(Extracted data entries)
□ □ □ □ □

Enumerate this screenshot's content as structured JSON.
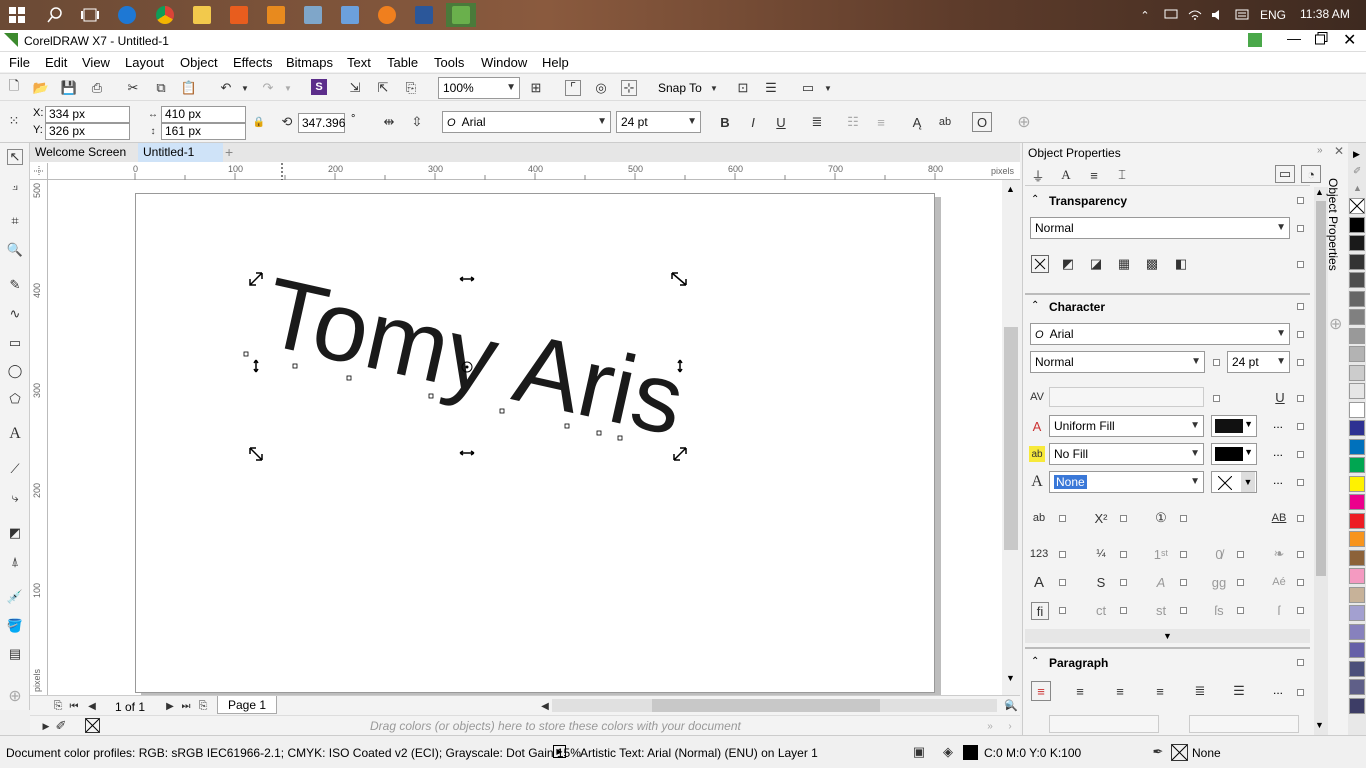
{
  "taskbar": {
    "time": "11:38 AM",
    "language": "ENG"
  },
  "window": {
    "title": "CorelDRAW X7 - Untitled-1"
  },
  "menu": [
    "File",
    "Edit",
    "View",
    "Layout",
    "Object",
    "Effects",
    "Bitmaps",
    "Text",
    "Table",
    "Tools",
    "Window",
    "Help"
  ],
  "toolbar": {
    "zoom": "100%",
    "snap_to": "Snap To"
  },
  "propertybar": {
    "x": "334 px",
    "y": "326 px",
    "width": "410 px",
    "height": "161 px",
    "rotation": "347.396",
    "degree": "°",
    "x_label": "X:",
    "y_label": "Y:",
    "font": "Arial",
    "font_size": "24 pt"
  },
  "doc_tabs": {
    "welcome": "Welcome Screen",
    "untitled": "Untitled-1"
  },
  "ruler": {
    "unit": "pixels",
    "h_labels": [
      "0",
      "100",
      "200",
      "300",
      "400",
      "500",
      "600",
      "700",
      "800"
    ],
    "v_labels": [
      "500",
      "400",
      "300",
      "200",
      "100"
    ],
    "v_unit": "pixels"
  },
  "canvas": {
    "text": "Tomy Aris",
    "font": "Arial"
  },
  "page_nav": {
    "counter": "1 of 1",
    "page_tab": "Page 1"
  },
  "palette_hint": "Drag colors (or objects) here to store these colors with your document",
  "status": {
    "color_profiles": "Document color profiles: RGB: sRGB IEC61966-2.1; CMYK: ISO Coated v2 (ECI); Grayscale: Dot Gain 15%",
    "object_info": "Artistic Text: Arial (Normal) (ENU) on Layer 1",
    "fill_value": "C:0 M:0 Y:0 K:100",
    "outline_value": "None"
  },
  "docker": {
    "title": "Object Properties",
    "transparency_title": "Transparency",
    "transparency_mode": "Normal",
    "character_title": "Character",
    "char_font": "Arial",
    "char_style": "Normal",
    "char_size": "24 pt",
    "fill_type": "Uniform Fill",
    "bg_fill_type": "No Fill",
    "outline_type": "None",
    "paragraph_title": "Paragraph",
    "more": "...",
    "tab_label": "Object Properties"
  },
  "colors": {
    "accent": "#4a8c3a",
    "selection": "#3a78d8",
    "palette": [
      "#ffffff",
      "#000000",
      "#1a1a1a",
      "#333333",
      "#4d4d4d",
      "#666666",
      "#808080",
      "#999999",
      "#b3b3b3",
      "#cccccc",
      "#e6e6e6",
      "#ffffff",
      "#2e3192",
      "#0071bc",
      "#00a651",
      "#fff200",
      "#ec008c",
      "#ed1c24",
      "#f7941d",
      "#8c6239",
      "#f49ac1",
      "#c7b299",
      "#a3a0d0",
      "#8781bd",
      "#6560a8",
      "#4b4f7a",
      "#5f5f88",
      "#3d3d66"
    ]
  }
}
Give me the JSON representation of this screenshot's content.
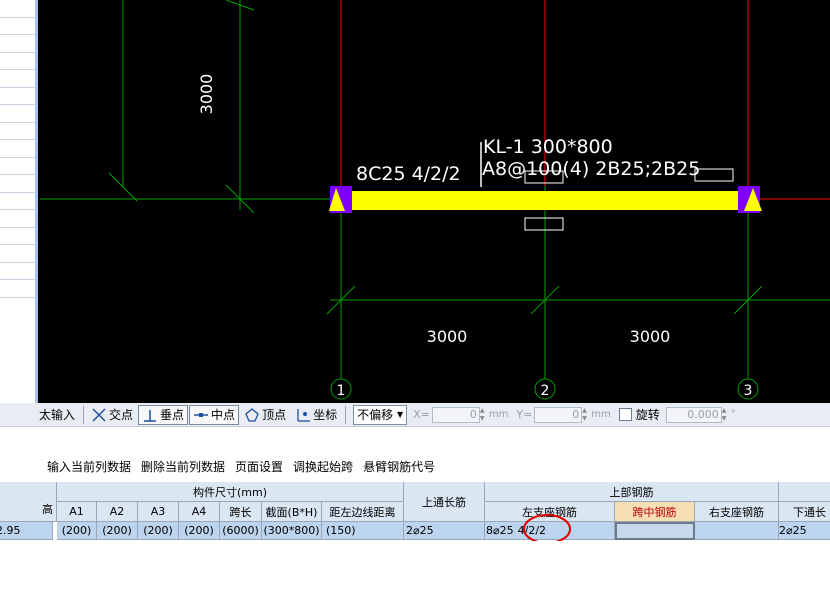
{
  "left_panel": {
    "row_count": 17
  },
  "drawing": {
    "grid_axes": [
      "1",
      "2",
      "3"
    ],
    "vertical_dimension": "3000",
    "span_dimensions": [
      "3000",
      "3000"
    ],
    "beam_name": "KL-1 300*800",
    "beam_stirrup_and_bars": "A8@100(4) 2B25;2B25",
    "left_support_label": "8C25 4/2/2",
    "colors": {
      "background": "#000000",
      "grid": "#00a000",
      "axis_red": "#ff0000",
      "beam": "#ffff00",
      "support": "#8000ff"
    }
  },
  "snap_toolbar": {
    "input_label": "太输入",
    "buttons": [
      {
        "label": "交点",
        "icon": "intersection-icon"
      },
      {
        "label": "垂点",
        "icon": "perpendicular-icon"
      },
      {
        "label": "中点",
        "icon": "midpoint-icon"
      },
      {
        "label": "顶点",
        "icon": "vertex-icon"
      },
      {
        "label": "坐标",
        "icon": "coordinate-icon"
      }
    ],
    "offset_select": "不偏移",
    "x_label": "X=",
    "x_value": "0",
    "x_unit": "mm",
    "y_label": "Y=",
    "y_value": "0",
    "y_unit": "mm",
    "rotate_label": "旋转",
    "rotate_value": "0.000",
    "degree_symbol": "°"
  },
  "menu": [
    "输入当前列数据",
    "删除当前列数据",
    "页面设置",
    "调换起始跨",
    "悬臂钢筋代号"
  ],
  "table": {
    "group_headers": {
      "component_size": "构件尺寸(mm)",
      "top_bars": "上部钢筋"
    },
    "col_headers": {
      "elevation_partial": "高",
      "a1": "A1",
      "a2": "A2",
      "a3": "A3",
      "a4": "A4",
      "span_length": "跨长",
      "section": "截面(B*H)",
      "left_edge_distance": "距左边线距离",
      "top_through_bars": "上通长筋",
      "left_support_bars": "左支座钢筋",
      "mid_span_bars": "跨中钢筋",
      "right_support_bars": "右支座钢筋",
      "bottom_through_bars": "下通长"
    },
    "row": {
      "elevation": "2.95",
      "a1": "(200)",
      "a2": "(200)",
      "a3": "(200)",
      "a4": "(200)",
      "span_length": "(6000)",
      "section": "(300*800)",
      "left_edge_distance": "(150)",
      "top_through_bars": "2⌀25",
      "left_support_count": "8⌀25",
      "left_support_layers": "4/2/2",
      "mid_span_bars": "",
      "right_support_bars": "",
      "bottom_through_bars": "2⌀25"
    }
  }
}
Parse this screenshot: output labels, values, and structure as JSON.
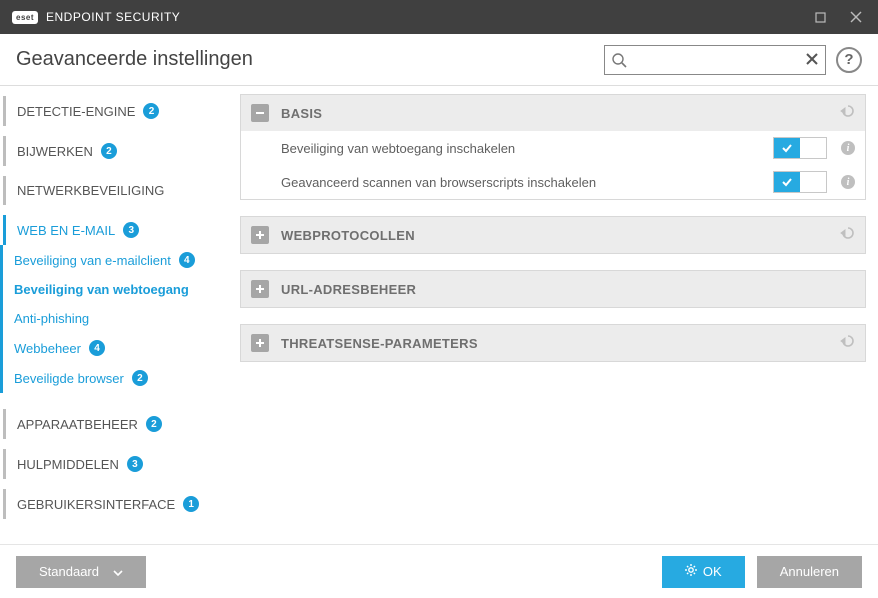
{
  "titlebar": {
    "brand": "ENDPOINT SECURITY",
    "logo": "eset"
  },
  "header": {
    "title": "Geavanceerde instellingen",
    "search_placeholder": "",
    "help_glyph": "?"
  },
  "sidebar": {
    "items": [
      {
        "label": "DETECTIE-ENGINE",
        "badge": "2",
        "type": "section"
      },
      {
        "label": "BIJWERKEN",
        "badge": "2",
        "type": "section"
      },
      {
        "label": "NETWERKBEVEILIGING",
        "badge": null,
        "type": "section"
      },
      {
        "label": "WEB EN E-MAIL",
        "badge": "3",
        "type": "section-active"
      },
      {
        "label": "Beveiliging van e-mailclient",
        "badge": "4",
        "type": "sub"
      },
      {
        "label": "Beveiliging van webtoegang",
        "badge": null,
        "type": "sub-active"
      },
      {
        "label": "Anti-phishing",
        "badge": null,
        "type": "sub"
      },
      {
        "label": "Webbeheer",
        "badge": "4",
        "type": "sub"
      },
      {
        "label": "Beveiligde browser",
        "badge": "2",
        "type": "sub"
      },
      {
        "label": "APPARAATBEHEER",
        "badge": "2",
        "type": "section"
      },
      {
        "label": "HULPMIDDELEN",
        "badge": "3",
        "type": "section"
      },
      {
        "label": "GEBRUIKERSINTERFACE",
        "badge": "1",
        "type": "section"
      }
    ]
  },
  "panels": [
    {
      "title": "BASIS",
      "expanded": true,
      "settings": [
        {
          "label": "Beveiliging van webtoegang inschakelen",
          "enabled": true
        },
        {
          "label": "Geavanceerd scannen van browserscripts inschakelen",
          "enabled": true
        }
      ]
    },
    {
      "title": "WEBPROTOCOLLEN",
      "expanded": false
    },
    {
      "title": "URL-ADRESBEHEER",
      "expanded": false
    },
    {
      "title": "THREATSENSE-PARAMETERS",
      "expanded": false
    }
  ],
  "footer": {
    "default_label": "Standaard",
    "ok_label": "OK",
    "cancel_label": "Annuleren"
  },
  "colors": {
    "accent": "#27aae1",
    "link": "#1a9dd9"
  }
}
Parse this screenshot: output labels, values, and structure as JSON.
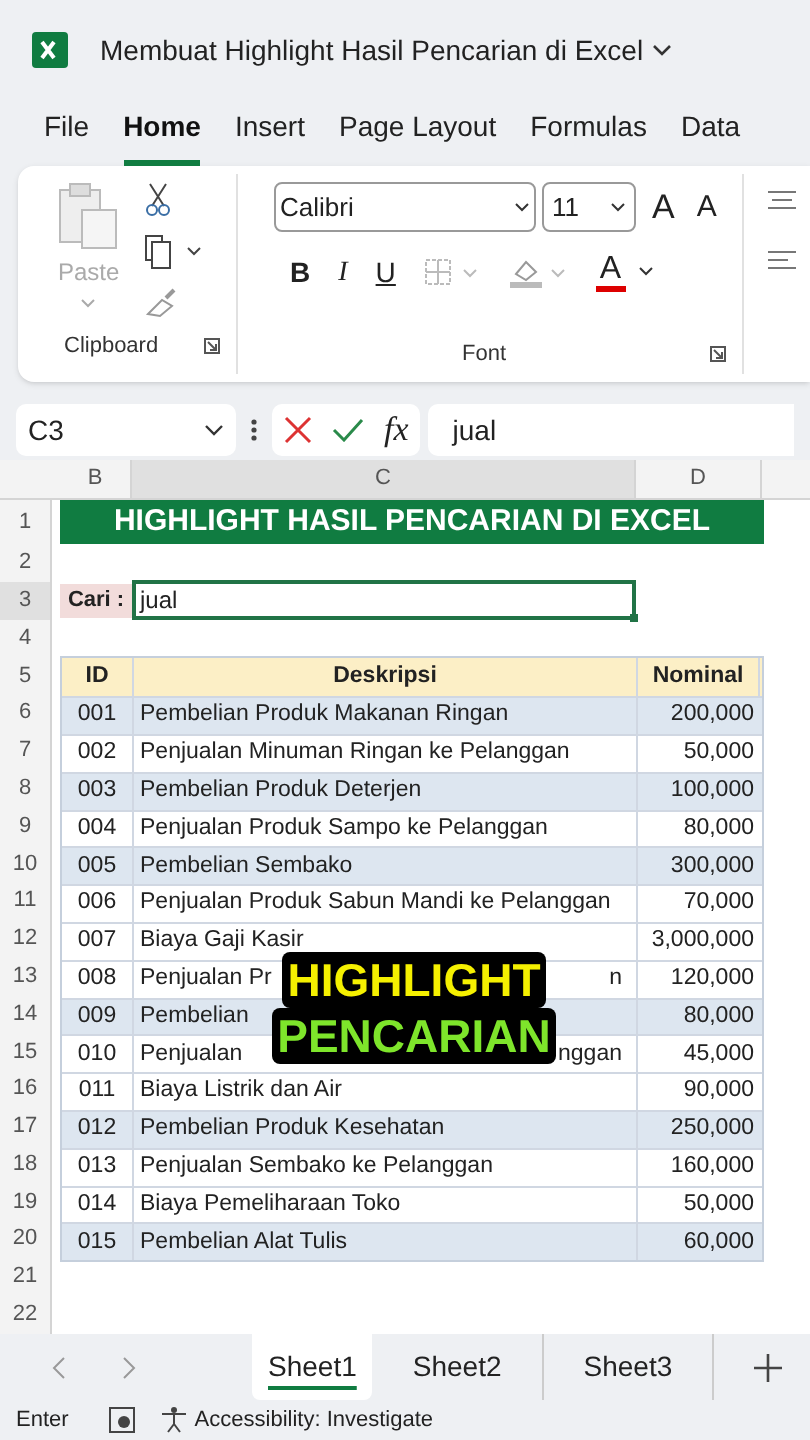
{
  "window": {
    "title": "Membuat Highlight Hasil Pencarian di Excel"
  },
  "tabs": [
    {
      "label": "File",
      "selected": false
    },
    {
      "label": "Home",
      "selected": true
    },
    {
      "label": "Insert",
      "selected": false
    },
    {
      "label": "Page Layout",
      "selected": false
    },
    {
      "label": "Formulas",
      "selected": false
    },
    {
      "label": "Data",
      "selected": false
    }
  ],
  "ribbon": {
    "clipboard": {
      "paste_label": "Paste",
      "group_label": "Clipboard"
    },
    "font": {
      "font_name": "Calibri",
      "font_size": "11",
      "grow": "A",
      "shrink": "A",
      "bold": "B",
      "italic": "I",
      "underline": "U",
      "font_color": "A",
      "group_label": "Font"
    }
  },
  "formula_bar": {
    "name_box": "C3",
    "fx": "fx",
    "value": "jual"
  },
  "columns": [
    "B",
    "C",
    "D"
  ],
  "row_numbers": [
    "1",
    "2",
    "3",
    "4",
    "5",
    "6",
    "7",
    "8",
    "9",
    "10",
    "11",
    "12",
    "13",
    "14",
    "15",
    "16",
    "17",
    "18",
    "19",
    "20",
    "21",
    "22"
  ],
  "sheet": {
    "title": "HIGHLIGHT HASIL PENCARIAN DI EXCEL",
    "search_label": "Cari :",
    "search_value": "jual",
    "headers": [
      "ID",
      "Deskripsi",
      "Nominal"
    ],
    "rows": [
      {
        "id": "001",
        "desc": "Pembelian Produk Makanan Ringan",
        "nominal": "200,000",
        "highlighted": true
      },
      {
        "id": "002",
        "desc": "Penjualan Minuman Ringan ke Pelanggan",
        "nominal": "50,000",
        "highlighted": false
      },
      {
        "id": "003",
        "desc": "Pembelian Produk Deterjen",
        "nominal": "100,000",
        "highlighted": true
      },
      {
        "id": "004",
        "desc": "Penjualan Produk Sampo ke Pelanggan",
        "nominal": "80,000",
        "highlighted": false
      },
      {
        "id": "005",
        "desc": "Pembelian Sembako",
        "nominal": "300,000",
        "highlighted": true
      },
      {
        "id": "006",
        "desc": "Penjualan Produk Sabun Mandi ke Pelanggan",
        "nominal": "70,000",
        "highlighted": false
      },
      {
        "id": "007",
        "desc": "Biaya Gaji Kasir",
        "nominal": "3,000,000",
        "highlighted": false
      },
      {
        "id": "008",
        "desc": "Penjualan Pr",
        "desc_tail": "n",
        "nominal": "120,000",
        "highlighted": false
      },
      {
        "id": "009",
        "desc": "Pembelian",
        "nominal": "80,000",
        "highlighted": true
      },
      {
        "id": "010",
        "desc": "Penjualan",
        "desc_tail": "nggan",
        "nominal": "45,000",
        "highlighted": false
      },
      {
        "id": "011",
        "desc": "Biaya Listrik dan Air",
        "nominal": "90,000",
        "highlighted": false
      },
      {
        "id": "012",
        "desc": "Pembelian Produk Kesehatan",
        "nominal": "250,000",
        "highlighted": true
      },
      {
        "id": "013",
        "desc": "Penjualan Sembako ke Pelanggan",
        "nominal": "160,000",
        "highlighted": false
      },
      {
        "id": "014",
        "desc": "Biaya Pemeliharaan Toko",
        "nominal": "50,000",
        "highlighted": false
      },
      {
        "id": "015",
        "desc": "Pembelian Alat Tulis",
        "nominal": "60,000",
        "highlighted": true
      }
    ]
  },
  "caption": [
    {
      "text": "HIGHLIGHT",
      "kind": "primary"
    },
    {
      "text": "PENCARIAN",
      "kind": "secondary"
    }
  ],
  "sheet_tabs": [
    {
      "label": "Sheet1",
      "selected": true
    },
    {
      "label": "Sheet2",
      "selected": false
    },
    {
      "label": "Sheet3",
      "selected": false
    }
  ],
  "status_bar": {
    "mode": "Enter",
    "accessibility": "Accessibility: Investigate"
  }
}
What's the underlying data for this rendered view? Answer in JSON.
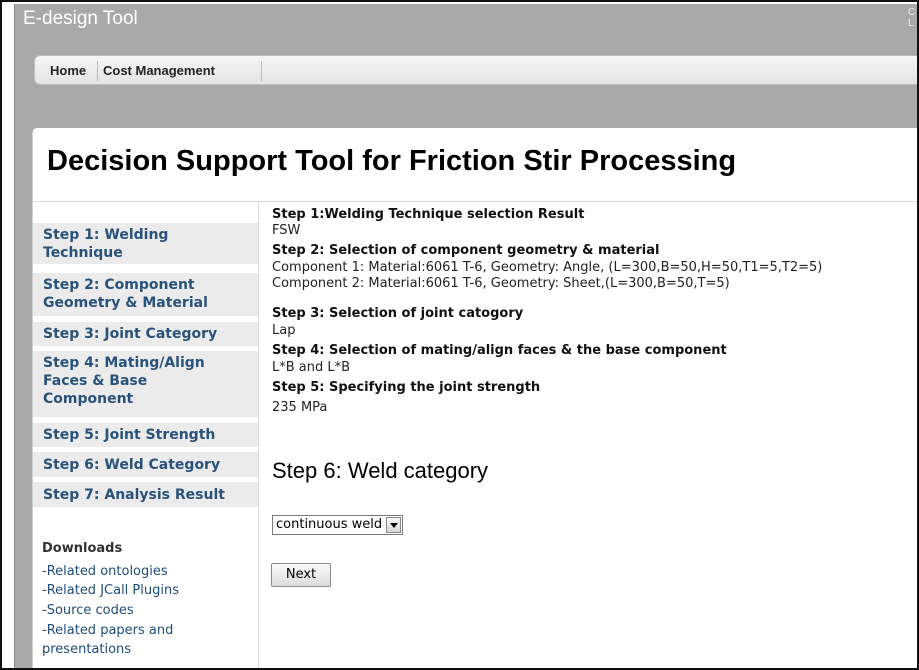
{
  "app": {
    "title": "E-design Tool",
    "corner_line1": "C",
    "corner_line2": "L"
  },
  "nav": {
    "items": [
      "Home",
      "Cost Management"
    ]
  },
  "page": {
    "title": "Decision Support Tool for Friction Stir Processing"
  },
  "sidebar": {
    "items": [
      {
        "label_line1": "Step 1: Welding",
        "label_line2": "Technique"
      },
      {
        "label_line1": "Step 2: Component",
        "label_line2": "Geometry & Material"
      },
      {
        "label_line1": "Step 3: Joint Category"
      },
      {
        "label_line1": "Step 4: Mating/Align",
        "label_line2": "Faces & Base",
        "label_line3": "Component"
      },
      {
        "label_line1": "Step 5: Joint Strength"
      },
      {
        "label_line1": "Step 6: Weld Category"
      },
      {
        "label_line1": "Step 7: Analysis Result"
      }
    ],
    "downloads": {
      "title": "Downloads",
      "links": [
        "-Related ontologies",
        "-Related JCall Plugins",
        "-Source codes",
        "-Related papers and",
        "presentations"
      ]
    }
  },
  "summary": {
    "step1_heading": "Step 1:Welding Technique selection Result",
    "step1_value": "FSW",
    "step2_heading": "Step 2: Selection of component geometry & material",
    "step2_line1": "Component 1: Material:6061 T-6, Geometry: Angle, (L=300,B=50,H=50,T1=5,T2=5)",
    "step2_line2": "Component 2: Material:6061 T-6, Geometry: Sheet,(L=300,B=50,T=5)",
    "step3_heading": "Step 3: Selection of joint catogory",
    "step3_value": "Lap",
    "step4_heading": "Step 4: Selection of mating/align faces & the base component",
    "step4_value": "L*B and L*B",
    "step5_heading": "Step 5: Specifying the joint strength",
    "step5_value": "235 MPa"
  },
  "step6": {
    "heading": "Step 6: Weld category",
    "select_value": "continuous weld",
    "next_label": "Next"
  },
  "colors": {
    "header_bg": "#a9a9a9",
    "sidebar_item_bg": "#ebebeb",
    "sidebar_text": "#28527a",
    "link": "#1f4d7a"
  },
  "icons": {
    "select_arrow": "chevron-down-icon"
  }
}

□ □ □ □ □

WHAT YOU WILL DO
Could you repeat, exactly and with nothing else, the lines from the one containing "What's the underlying" through the last line of the records above, leaving out the pictures?

TASK RESPONSE
What's the underlying data for this rendered view? Answer in JSON.
{
  "app": {
    "title": "E-design Tool",
    "corner_line1": "C",
    "corner_line2": "L"
  },
  "nav": {
    "items": [
      "Home",
      "Cost Management"
    ]
  },
  "page": {
    "title": "Decision Support Tool for Friction Stir Processing"
  },
  "sidebar": {
    "items": [
      {
        "label_line1": "Step 1: Welding",
        "label_line2": "Technique"
      },
      {
        "label_line1": "Step 2: Component",
        "label_line2": "Geometry & Material"
      },
      {
        "label_line1": "Step 3: Joint Category"
      },
      {
        "label_line1": "Step 4: Mating/Align",
        "label_line2": "Faces & Base",
        "label_line3": "Component"
      },
      {
        "label_line1": "Step 5: Joint Strength"
      },
      {
        "label_line1": "Step 6: Weld Category"
      },
      {
        "label_line1": "Step 7: Analysis Result"
      }
    ],
    "downloads": {
      "title": "Downloads",
      "links": [
        "-Related ontologies",
        "-Related JCall Plugins",
        "-Source codes",
        "-Related papers and",
        "presentations"
      ]
    }
  },
  "summary": {
    "step1_heading": "Step 1:Welding Technique selection Result",
    "step1_value": "FSW",
    "step2_heading": "Step 2: Selection of component geometry & material",
    "step2_line1": "Component 1: Material:6061 T-6, Geometry: Angle, (L=300,B=50,H=50,T1=5,T2=5)",
    "step2_line2": "Component 2: Material:6061 T-6, Geometry: Sheet,(L=300,B=50,T=5)",
    "step3_heading": "Step 3: Selection of joint catogory",
    "step3_value": "Lap",
    "step4_heading": "Step 4: Selection of mating/align faces & the base component",
    "step4_value": "L*B and L*B",
    "step5_heading": "Step 5: Specifying the joint strength",
    "step5_value": "235 MPa"
  },
  "step6": {
    "heading": "Step 6: Weld category",
    "select_value": "continuous weld",
    "next_label": "Next"
  },
  "colors": {
    "header_bg": "#a9a9a9",
    "sidebar_item_bg": "#ebebeb",
    "sidebar_text": "#28527a",
    "link": "#1f4d7a"
  },
  "icons": {
    "select_arrow": "chevron-down-icon"
  }
}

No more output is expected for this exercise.